**Required task:**
Check each line of the records below and collect those holding "loss".

**Materials provided:**
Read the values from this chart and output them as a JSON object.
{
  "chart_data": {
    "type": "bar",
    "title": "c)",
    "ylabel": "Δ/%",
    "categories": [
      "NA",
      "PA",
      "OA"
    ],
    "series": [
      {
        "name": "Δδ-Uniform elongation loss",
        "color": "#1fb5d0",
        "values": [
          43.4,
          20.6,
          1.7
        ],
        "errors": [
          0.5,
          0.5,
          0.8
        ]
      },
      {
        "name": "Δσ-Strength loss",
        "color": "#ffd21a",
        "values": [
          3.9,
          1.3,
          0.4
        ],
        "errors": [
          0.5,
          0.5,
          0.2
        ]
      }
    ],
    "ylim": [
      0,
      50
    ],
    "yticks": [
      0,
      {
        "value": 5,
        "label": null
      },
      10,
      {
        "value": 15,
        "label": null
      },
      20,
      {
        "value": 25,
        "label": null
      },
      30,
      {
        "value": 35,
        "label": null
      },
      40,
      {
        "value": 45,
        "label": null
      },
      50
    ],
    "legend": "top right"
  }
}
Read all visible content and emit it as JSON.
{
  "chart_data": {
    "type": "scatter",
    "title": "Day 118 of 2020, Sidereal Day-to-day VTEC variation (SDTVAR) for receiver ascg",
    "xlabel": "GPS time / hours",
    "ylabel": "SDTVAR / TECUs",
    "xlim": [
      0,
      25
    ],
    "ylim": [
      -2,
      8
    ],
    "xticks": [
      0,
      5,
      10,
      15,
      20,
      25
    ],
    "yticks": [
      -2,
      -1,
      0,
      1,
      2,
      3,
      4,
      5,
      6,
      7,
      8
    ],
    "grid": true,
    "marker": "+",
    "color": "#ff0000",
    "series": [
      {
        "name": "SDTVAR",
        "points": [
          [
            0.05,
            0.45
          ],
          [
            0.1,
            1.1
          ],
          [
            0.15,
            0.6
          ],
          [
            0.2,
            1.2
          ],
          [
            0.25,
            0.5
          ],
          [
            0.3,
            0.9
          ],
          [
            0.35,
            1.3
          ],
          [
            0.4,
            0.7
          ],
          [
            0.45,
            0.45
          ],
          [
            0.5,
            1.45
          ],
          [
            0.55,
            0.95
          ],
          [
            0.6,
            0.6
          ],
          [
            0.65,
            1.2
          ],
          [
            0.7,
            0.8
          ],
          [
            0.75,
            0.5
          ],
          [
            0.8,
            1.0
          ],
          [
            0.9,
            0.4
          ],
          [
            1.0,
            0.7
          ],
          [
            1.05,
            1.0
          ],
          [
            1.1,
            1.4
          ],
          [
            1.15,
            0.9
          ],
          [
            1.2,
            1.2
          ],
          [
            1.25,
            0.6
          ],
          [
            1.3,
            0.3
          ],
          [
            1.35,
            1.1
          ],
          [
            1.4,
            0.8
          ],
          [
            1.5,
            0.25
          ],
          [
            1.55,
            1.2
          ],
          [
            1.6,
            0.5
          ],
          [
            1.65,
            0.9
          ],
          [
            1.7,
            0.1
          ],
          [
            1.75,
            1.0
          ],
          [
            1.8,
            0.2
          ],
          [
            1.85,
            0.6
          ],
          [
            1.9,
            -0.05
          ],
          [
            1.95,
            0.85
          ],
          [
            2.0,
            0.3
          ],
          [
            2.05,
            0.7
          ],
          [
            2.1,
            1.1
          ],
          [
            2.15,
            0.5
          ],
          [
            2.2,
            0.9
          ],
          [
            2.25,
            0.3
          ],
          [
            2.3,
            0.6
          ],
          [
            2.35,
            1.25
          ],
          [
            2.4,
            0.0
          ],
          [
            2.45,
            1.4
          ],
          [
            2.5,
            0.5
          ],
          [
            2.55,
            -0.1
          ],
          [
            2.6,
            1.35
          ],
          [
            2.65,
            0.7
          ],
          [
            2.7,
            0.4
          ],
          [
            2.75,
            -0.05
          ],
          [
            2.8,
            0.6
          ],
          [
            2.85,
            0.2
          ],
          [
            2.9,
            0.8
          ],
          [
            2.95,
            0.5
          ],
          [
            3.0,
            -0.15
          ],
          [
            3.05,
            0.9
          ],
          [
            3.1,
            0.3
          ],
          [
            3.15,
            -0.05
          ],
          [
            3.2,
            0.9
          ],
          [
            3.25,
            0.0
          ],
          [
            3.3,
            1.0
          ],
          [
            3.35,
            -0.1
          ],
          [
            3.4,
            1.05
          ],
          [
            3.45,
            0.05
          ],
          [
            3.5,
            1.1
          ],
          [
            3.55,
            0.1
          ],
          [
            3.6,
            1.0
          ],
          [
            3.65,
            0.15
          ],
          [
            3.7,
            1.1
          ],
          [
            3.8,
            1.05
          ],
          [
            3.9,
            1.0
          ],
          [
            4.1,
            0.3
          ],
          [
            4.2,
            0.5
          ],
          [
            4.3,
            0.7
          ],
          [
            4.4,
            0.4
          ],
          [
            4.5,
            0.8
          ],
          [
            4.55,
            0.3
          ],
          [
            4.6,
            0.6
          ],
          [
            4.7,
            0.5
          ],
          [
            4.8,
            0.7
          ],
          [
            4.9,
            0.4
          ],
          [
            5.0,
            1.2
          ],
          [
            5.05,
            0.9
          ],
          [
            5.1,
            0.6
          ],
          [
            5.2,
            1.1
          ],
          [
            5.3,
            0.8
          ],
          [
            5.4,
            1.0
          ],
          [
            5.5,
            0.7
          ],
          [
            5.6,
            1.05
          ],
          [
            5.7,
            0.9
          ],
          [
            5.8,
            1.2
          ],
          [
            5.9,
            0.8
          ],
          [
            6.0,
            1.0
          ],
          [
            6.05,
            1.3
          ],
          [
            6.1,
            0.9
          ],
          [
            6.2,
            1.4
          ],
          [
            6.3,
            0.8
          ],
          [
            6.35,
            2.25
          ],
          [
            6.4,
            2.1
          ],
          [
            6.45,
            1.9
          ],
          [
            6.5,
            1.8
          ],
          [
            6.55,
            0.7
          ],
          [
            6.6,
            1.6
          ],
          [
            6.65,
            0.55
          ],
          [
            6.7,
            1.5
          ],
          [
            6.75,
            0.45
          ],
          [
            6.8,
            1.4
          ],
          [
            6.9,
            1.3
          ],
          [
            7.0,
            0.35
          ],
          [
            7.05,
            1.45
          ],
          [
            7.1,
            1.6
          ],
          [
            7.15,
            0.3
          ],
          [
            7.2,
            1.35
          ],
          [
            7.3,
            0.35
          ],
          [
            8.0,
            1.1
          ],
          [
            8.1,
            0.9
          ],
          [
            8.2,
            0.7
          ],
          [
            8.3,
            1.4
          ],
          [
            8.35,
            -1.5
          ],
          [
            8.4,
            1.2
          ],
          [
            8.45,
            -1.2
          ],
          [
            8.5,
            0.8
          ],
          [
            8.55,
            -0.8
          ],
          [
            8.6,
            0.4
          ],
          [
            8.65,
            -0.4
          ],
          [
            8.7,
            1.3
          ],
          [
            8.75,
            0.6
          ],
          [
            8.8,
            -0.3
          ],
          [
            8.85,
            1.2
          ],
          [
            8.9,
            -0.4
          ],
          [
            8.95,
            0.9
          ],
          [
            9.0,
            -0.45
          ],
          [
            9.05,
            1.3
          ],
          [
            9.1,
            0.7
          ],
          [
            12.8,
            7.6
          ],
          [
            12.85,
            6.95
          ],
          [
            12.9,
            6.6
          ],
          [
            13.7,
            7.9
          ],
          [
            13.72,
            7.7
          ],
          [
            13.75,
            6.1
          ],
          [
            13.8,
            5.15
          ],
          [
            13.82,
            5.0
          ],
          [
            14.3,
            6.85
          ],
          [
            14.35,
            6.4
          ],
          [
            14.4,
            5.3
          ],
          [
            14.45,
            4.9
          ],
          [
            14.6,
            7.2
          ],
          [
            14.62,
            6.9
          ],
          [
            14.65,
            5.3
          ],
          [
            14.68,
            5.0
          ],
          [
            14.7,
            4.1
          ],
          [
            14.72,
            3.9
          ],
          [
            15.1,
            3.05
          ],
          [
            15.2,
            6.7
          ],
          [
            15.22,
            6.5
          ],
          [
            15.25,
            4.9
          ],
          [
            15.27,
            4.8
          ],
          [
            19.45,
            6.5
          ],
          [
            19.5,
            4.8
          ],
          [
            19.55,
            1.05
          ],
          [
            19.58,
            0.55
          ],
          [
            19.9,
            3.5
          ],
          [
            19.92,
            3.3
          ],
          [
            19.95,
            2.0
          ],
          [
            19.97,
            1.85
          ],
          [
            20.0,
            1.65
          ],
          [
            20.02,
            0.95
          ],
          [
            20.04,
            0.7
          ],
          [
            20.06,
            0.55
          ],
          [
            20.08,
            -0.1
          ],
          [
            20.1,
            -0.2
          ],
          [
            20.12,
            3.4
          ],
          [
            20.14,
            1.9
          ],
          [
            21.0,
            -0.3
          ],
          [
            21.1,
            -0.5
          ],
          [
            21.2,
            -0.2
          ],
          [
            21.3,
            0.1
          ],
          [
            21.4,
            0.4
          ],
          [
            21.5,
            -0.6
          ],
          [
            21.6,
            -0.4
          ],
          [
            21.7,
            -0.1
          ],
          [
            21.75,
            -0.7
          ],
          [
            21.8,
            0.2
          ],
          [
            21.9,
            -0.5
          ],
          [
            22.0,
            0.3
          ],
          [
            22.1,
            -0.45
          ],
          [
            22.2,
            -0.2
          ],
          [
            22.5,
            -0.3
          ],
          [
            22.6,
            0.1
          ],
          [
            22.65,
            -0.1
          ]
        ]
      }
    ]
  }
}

**Result of the task:**
        "name": "Δδ-Uniform elongation loss",
        "name": "Δσ-Strength loss",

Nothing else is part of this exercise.